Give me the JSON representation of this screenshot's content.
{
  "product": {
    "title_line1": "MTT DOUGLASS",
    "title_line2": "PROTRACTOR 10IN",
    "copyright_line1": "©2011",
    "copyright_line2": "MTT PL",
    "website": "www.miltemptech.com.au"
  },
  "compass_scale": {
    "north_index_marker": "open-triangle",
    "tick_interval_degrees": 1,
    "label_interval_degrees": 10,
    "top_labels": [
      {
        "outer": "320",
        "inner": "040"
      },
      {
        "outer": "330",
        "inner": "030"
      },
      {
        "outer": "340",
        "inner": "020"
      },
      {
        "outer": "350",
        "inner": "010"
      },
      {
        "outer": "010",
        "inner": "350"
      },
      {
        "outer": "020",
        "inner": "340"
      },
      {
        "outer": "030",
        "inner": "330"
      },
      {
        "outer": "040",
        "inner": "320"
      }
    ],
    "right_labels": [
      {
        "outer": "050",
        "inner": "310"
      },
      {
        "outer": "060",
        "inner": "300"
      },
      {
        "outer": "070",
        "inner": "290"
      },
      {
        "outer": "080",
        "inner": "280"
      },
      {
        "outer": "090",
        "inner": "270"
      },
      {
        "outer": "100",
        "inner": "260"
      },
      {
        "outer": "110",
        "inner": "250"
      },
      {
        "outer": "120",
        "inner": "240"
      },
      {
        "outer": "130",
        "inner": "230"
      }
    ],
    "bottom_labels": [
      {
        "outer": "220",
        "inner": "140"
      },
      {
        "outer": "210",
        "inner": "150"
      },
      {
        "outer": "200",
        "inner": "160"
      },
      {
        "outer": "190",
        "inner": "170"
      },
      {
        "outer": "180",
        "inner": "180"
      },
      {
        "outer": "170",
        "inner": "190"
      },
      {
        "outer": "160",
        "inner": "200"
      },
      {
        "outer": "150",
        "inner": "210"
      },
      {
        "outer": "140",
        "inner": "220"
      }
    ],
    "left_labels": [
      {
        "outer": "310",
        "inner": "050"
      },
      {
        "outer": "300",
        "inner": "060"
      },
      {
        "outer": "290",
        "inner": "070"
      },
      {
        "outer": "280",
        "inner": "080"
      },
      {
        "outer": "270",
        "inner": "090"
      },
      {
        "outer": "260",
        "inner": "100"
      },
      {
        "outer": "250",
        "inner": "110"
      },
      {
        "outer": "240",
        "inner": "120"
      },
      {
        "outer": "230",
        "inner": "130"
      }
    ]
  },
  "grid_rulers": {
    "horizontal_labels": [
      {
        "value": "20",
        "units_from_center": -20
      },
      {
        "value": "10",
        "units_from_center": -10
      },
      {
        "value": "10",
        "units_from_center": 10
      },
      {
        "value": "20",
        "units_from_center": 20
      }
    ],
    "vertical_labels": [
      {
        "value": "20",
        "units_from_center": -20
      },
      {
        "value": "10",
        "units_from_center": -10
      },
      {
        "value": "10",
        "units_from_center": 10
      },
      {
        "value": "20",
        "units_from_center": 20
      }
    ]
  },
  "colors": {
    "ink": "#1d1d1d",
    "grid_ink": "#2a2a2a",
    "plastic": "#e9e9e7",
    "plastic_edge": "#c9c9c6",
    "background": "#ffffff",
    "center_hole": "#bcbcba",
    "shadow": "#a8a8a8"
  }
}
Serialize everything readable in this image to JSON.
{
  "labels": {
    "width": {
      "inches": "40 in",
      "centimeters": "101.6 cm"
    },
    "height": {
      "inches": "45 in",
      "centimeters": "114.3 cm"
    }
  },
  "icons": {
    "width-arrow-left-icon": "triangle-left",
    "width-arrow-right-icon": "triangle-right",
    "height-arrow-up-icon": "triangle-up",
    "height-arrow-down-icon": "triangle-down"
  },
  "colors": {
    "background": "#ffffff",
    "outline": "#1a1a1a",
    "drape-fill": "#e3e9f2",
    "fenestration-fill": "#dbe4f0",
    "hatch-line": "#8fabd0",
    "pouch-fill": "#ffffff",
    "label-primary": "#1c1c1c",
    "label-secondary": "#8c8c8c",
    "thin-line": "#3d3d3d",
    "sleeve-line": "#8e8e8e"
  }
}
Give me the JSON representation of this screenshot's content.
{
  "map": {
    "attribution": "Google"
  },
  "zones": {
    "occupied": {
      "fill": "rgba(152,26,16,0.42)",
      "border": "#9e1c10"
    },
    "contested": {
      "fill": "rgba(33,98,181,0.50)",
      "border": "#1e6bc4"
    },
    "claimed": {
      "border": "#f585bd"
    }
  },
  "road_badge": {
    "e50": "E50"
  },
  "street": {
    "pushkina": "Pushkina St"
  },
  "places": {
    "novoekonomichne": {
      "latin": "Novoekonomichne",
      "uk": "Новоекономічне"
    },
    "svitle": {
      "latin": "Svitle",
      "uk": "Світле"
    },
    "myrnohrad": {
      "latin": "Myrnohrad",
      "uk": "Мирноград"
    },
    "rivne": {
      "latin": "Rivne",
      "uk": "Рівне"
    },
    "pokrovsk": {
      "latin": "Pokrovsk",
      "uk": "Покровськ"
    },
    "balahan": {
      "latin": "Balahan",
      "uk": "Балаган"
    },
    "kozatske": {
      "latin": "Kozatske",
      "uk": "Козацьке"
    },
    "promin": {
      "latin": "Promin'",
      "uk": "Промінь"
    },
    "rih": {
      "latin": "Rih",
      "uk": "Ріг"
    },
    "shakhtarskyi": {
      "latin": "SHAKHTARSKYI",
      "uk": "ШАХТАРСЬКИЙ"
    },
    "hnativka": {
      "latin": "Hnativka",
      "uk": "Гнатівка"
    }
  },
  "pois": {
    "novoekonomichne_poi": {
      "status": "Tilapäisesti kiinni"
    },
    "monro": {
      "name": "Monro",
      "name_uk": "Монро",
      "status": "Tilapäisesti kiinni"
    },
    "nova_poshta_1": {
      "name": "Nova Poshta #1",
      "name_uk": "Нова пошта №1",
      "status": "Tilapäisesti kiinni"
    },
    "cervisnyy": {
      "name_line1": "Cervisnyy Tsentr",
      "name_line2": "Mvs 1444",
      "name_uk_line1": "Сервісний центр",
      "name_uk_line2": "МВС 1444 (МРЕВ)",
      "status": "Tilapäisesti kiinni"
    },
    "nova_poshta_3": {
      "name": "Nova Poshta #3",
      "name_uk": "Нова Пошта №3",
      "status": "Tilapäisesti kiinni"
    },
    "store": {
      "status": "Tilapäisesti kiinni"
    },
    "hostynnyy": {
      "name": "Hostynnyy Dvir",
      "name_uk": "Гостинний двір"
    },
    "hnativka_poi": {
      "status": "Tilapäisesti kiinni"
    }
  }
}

+++

WHAT IS BEING ASKED: Search the data for the word "latin" and copy each line where it appears.

FINISHED TASK:
      "latin": "Novoekonomichne",
      "latin": "Svitle",
      "latin": "Myrnohrad",
      "latin": "Rivne",
      "latin": "Pokrovsk",
      "latin": "Balahan",
      "latin": "Kozatske",
      "latin": "Promin'",
      "latin": "Rih",
      "latin": "SHAKHTARSKYI",
      "latin": "Hnativka",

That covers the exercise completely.